*Supplied data*:

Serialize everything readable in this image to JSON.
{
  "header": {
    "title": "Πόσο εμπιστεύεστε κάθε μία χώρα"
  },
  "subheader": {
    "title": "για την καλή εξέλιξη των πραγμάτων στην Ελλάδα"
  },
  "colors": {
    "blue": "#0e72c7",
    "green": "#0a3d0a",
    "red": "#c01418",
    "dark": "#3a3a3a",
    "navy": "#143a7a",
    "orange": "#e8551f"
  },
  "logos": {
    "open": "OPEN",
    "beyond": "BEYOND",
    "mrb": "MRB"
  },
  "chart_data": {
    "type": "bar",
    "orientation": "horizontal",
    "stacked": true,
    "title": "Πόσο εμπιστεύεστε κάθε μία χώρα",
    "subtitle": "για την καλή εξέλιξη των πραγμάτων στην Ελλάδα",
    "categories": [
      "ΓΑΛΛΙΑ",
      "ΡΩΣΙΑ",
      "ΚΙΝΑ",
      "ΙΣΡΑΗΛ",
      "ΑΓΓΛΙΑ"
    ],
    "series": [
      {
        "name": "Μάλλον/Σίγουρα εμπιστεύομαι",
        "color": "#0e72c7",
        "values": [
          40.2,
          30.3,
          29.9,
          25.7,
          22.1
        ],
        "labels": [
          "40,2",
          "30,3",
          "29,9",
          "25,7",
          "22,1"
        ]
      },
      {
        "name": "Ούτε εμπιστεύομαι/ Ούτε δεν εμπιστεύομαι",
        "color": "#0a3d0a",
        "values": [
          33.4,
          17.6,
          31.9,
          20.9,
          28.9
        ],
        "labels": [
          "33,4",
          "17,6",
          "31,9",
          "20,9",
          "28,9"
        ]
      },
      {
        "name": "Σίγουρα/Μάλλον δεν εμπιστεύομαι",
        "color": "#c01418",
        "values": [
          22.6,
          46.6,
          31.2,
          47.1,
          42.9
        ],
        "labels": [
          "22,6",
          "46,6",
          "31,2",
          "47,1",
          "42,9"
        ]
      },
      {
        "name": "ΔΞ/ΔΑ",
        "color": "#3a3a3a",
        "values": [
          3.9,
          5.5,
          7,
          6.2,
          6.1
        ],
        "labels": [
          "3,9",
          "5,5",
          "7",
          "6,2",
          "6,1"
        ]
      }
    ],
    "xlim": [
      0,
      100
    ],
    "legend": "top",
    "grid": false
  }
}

*What is required*:
Search the entries for "κάθε" and copy out each line that has it.

*Solution to the exercise*:
    "title": "Πόσο εμπιστεύεστε κάθε μία χώρα"
    "title": "Πόσο εμπιστεύεστε κάθε μία χώρα",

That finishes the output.